-- BEGIN SUPPLIED RECORDS --

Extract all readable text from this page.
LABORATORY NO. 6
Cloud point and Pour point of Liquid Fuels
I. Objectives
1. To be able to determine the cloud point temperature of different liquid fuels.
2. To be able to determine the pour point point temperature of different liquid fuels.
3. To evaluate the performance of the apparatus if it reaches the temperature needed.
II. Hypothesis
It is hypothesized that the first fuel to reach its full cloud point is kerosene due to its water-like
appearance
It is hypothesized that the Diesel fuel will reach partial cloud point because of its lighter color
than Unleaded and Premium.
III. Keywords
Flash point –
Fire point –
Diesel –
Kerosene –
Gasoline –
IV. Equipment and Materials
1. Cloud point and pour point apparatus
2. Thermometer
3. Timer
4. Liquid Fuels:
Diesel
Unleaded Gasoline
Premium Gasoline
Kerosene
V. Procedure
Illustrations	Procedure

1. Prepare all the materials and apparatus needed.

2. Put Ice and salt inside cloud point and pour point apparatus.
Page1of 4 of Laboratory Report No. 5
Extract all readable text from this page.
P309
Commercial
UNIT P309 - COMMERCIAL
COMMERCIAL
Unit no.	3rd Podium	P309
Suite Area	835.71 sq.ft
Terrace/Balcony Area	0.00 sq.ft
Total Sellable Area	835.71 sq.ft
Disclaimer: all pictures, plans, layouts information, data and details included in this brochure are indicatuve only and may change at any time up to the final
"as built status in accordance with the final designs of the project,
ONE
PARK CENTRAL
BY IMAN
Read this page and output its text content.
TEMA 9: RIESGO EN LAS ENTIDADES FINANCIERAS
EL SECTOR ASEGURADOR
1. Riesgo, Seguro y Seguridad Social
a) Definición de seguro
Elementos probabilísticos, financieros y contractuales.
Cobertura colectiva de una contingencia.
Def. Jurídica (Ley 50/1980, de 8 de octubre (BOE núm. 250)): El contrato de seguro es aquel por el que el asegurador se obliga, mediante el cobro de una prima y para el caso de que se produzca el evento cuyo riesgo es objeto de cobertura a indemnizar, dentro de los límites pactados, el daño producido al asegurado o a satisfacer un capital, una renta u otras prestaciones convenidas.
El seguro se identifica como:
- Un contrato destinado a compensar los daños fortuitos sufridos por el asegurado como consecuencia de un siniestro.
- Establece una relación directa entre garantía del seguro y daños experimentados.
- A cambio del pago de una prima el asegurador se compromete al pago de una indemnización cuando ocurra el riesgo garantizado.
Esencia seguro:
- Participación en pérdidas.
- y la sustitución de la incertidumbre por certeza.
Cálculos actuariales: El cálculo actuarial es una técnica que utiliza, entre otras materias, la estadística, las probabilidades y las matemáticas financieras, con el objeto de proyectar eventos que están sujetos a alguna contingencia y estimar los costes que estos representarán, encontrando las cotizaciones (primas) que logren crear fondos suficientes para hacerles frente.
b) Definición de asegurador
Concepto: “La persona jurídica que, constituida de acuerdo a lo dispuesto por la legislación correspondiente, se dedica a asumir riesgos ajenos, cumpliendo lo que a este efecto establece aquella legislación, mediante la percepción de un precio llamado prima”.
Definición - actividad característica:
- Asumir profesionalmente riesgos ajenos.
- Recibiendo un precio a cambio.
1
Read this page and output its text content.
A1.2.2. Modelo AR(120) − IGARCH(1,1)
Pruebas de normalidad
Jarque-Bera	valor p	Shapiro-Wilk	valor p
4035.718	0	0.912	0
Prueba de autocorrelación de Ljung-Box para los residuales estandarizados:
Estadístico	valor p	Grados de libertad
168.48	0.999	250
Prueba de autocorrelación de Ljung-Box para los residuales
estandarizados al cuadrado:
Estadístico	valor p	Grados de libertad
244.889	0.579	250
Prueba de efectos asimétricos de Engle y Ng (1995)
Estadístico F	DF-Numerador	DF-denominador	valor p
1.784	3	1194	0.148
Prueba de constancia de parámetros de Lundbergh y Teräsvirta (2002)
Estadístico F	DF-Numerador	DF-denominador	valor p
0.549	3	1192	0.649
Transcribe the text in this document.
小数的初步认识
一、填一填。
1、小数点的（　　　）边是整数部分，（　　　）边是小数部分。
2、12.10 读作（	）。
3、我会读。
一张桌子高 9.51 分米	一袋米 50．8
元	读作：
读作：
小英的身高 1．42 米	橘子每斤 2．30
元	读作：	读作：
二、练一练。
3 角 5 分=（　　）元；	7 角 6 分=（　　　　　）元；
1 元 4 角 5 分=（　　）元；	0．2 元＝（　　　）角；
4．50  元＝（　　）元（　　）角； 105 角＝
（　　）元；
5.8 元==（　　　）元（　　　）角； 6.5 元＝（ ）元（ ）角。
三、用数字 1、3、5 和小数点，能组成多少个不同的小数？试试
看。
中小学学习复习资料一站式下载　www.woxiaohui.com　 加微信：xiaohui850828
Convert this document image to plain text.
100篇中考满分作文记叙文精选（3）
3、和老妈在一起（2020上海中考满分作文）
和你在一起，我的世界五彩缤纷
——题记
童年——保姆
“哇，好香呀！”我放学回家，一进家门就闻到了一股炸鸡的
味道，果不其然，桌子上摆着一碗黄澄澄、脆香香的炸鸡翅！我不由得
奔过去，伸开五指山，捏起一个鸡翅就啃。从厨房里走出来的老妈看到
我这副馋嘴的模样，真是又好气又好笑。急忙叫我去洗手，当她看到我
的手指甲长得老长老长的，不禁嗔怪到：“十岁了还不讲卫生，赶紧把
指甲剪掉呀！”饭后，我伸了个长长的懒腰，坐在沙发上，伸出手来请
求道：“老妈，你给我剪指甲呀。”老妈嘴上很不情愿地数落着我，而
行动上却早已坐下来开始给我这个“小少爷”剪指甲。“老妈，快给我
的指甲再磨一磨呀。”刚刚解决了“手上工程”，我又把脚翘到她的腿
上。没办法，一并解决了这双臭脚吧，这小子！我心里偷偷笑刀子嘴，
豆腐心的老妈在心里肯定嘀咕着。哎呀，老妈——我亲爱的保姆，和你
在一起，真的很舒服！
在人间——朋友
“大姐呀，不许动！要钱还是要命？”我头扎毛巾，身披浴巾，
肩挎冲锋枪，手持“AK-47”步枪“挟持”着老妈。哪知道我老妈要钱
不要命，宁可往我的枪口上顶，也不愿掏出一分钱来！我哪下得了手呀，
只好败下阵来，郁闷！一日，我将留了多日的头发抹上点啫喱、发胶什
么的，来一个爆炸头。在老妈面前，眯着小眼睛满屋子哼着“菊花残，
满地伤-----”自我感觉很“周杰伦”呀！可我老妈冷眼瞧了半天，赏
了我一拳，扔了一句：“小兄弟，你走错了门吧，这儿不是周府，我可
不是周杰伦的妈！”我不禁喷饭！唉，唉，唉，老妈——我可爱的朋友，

-- END SUPPLIED RECORDS --

> **SHORT TASK**
Send back every record, precisely as written.

> **FULL OUTPUT**
Extract all readable text from this page.
LABORATORY NO. 6
Cloud point and Pour point of Liquid Fuels
I. Objectives
1. To be able to determine the cloud point temperature of different liquid fuels.
2. To be able to determine the pour point point temperature of different liquid fuels.
3. To evaluate the performance of the apparatus if it reaches the temperature needed.
II. Hypothesis
It is hypothesized that the first fuel to reach its full cloud point is kerosene due to its water-like
appearance
It is hypothesized that the Diesel fuel will reach partial cloud point because of its lighter color
than Unleaded and Premium.
III. Keywords
Flash point –
Fire point –
Diesel –
Kerosene –
Gasoline –
IV. Equipment and Materials
1. Cloud point and pour point apparatus
2. Thermometer
3. Timer
4. Liquid Fuels:
Diesel
Unleaded Gasoline
Premium Gasoline
Kerosene
V. Procedure
Illustrations	Procedure

1. Prepare all the materials and apparatus needed.

2. Put Ice and salt inside cloud point and pour point apparatus.
Page1of 4 of Laboratory Report No. 5
Extract all readable text from this page.
P309
Commercial
UNIT P309 - COMMERCIAL
COMMERCIAL
Unit no.	3rd Podium	P309
Suite Area	835.71 sq.ft
Terrace/Balcony Area	0.00 sq.ft
Total Sellable Area	835.71 sq.ft
Disclaimer: all pictures, plans, layouts information, data and details included in this brochure are indicatuve only and may change at any time up to the final
"as built status in accordance with the final designs of the project,
ONE
PARK CENTRAL
BY IMAN
Read this page and output its text content.
TEMA 9: RIESGO EN LAS ENTIDADES FINANCIERAS
EL SECTOR ASEGURADOR
1. Riesgo, Seguro y Seguridad Social
a) Definición de seguro
Elementos probabilísticos, financieros y contractuales.
Cobertura colectiva de una contingencia.
Def. Jurídica (Ley 50/1980, de 8 de octubre (BOE núm. 250)): El contrato de seguro es aquel por el que el asegurador se obliga, mediante el cobro de una prima y para el caso de que se produzca el evento cuyo riesgo es objeto de cobertura a indemnizar, dentro de los límites pactados, el daño producido al asegurado o a satisfacer un capital, una renta u otras prestaciones convenidas.
El seguro se identifica como:
- Un contrato destinado a compensar los daños fortuitos sufridos por el asegurado como consecuencia de un siniestro.
- Establece una relación directa entre garantía del seguro y daños experimentados.
- A cambio del pago de una prima el asegurador se compromete al pago de una indemnización cuando ocurra el riesgo garantizado.
Esencia seguro:
- Participación en pérdidas.
- y la sustitución de la incertidumbre por certeza.
Cálculos actuariales: El cálculo actuarial es una técnica que utiliza, entre otras materias, la estadística, las probabilidades y las matemáticas financieras, con el objeto de proyectar eventos que están sujetos a alguna contingencia y estimar los costes que estos representarán, encontrando las cotizaciones (primas) que logren crear fondos suficientes para hacerles frente.
b) Definición de asegurador
Concepto: “La persona jurídica que, constituida de acuerdo a lo dispuesto por la legislación correspondiente, se dedica a asumir riesgos ajenos, cumpliendo lo que a este efecto establece aquella legislación, mediante la percepción de un precio llamado prima”.
Definición - actividad característica:
- Asumir profesionalmente riesgos ajenos.
- Recibiendo un precio a cambio.
1
Read this page and output its text content.
A1.2.2. Modelo AR(120) − IGARCH(1,1)
Pruebas de normalidad
Jarque-Bera	valor p	Shapiro-Wilk	valor p
4035.718	0	0.912	0
Prueba de autocorrelación de Ljung-Box para los residuales estandarizados:
Estadístico	valor p	Grados de libertad
168.48	0.999	250
Prueba de autocorrelación de Ljung-Box para los residuales
estandarizados al cuadrado:
Estadístico	valor p	Grados de libertad
244.889	0.579	250
Prueba de efectos asimétricos de Engle y Ng (1995)
Estadístico F	DF-Numerador	DF-denominador	valor p
1.784	3	1194	0.148
Prueba de constancia de parámetros de Lundbergh y Teräsvirta (2002)
Estadístico F	DF-Numerador	DF-denominador	valor p
0.549	3	1192	0.649
Transcribe the text in this document.
小数的初步认识
一、填一填。
1、小数点的（　　　）边是整数部分，（　　　）边是小数部分。
2、12.10 读作（	）。
3、我会读。
一张桌子高 9.51 分米	一袋米 50．8
元	读作：
读作：
小英的身高 1．42 米	橘子每斤 2．30
元	读作：	读作：
二、练一练。
3 角 5 分=（　　）元；	7 角 6 分=（　　　　　）元；
1 元 4 角 5 分=（　　）元；	0．2 元＝（　　　）角；
4．50  元＝（　　）元（　　）角； 105 角＝
（　　）元；
5.8 元==（　　　）元（　　　）角； 6.5 元＝（ ）元（ ）角。
三、用数字 1、3、5 和小数点，能组成多少个不同的小数？试试
看。
中小学学习复习资料一站式下载　www.woxiaohui.com　 加微信：xiaohui850828
Convert this document image to plain text.
100篇中考满分作文记叙文精选（3）
3、和老妈在一起（2020上海中考满分作文）
和你在一起，我的世界五彩缤纷
——题记
童年——保姆
“哇，好香呀！”我放学回家，一进家门就闻到了一股炸鸡的
味道，果不其然，桌子上摆着一碗黄澄澄、脆香香的炸鸡翅！我不由得
奔过去，伸开五指山，捏起一个鸡翅就啃。从厨房里走出来的老妈看到
我这副馋嘴的模样，真是又好气又好笑。急忙叫我去洗手，当她看到我
的手指甲长得老长老长的，不禁嗔怪到：“十岁了还不讲卫生，赶紧把
指甲剪掉呀！”饭后，我伸了个长长的懒腰，坐在沙发上，伸出手来请
求道：“老妈，你给我剪指甲呀。”老妈嘴上很不情愿地数落着我，而
行动上却早已坐下来开始给我这个“小少爷”剪指甲。“老妈，快给我
的指甲再磨一磨呀。”刚刚解决了“手上工程”，我又把脚翘到她的腿
上。没办法，一并解决了这双臭脚吧，这小子！我心里偷偷笑刀子嘴，
豆腐心的老妈在心里肯定嘀咕着。哎呀，老妈——我亲爱的保姆，和你
在一起，真的很舒服！
在人间——朋友
“大姐呀，不许动！要钱还是要命？”我头扎毛巾，身披浴巾，
肩挎冲锋枪，手持“AK-47”步枪“挟持”着老妈。哪知道我老妈要钱
不要命，宁可往我的枪口上顶，也不愿掏出一分钱来！我哪下得了手呀，
只好败下阵来，郁闷！一日，我将留了多日的头发抹上点啫喱、发胶什
么的，来一个爆炸头。在老妈面前，眯着小眼睛满屋子哼着“菊花残，
满地伤-----”自我感觉很“周杰伦”呀！可我老妈冷眼瞧了半天，赏
了我一拳，扔了一句：“小兄弟，你走错了门吧，这儿不是周府，我可
不是周杰伦的妈！”我不禁喷饭！唉，唉，唉，老妈——我可爱的朋友，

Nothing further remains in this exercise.